| DATASET ROWS |
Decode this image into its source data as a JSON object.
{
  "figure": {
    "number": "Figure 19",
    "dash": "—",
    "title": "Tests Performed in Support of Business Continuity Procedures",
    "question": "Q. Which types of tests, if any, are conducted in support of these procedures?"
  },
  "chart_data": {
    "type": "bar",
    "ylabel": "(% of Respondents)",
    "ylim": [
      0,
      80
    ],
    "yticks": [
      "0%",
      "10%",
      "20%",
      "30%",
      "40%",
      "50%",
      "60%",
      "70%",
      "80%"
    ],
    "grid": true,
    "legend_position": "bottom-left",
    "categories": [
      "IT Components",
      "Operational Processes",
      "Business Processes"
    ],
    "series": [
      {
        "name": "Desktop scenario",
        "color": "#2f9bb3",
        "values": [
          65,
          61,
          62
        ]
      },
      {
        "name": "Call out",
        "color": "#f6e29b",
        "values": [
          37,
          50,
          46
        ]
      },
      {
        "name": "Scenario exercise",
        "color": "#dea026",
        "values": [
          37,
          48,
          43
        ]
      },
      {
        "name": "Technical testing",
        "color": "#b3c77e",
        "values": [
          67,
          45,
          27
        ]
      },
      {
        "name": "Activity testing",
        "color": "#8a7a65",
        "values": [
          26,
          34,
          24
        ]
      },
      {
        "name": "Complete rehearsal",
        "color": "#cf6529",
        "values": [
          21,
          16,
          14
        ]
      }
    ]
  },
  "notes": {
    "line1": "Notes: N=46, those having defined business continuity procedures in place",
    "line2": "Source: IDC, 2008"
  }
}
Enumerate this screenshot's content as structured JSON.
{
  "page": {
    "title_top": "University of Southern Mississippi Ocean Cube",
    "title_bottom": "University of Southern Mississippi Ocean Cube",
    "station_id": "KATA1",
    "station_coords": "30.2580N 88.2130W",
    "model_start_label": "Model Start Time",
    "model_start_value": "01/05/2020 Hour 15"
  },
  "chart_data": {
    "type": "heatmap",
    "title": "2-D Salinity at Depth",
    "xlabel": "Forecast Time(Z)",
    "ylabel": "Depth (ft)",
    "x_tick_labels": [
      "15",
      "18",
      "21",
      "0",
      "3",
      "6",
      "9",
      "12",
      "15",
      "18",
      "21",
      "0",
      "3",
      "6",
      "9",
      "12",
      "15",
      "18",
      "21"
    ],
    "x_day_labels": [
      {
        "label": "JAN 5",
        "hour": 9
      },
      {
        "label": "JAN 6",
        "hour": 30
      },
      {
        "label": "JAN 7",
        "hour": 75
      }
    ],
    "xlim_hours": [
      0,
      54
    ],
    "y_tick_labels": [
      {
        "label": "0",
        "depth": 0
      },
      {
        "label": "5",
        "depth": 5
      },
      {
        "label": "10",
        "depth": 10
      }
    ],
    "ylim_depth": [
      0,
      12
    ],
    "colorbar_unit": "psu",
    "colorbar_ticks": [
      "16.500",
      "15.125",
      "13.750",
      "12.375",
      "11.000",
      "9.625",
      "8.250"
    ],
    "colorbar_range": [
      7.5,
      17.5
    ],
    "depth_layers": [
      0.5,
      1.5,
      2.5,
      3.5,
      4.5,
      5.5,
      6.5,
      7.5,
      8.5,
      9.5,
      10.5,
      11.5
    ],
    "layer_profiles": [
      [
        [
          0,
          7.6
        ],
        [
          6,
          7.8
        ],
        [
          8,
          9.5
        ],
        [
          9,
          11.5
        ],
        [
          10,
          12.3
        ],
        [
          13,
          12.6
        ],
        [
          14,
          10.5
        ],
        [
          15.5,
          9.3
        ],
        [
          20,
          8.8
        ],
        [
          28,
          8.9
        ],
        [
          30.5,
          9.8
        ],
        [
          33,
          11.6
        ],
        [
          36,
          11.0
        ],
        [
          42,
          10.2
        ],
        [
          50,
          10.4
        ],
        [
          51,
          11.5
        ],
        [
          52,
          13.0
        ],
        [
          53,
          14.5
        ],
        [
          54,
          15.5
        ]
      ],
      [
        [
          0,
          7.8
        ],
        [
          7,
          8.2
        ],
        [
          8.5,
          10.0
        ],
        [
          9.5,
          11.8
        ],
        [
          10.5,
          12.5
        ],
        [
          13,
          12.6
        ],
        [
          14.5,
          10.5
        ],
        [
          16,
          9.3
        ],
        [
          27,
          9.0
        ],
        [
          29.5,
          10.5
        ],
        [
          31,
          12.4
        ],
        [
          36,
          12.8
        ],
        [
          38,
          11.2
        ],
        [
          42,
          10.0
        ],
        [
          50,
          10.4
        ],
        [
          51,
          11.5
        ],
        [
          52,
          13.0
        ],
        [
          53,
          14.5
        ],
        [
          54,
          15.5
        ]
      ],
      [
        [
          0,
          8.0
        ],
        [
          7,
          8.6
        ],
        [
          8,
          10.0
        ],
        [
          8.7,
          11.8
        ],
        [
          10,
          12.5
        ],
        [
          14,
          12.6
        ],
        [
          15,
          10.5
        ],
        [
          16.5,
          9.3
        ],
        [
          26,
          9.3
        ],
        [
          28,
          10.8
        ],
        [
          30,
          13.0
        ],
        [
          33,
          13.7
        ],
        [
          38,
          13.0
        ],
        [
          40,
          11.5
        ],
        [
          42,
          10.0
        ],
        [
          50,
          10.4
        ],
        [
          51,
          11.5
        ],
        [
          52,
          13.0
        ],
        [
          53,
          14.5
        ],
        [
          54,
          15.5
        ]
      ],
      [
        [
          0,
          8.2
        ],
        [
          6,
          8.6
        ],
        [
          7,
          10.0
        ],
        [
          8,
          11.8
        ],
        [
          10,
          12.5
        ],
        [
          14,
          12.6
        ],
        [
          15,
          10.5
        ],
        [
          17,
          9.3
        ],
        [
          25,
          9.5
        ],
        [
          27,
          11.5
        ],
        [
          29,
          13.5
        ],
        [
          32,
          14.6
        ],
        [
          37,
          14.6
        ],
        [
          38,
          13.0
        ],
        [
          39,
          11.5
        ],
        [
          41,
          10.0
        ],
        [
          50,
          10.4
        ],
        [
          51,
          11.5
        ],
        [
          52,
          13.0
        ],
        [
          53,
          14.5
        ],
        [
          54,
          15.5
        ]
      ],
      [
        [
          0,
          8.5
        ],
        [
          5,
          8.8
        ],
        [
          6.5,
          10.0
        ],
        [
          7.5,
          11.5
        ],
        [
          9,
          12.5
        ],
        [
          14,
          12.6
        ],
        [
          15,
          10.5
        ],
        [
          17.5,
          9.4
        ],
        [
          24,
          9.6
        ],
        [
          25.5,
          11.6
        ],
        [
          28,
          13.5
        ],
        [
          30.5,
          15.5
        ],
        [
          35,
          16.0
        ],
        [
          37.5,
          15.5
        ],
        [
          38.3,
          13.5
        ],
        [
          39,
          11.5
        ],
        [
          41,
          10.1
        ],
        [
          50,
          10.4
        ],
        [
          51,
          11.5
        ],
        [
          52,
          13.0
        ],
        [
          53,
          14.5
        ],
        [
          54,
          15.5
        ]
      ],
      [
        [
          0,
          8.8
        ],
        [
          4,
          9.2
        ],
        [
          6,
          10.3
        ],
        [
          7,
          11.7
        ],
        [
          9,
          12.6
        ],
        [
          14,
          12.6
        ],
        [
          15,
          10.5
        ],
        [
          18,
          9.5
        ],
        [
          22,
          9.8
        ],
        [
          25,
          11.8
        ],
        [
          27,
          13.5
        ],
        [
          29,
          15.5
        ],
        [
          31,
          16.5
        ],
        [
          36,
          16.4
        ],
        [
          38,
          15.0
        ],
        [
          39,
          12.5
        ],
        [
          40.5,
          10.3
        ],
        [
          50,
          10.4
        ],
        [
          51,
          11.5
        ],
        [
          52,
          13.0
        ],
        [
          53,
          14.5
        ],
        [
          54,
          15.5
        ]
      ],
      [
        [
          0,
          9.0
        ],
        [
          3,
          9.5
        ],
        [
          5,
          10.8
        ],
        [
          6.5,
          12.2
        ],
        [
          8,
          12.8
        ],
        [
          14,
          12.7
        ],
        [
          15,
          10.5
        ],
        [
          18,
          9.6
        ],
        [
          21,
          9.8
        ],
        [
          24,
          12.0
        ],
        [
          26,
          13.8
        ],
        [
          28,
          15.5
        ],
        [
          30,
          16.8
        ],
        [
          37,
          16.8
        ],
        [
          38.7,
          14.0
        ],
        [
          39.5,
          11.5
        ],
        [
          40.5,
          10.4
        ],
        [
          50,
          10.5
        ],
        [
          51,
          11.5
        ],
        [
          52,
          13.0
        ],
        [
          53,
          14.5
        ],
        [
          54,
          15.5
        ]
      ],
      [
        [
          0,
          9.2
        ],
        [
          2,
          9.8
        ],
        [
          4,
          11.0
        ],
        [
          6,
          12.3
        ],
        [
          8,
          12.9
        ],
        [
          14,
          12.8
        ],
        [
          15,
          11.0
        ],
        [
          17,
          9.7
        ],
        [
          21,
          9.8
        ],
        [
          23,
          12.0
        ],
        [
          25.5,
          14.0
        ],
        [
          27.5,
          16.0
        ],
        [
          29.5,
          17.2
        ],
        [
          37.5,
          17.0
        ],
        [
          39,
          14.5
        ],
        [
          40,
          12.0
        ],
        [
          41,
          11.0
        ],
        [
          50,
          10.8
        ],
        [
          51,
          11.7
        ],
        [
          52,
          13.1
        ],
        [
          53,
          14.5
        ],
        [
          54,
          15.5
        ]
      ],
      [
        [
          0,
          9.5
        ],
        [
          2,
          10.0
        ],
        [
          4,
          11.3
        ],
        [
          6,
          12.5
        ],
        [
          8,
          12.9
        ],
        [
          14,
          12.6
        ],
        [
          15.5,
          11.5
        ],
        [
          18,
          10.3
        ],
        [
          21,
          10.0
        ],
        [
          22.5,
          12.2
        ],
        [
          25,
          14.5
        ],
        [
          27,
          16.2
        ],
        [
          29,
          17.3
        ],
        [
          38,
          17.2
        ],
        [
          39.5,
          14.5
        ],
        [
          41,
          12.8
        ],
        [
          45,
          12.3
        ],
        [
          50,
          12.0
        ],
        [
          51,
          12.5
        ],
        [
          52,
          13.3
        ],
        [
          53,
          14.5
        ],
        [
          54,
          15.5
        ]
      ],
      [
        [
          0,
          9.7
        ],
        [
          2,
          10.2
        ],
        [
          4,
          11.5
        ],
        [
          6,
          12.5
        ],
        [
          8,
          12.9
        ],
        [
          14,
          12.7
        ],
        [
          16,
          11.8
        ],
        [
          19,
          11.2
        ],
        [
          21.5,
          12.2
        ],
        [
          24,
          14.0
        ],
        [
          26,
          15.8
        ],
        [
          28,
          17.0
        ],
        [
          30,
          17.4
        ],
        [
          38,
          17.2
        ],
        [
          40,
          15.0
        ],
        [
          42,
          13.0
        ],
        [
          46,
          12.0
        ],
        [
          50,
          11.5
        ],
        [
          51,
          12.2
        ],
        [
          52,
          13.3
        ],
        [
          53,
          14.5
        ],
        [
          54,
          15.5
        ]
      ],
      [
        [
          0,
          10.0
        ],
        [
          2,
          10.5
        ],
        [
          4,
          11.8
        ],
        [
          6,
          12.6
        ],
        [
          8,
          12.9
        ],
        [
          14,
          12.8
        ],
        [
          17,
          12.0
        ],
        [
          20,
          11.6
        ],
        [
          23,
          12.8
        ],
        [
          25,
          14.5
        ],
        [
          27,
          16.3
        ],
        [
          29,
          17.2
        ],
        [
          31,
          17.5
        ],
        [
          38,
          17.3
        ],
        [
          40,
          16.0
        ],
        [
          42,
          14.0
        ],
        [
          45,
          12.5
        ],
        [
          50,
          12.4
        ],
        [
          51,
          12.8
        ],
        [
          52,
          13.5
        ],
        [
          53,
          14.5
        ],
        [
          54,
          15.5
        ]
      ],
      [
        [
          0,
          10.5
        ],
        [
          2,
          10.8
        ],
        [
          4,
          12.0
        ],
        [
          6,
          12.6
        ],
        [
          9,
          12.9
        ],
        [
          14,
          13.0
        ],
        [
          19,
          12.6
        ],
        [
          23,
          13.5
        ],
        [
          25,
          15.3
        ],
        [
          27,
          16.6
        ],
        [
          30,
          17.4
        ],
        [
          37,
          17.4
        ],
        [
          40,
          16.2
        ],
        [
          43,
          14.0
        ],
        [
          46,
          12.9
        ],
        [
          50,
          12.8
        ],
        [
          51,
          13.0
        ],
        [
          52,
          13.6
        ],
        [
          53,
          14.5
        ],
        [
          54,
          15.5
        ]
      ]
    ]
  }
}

| WORK INSTRUCTIONS |
Count how many lines above carry the word "Cube". Only the number is required.

| SOLUTION FOR THIS PROBLEM |
2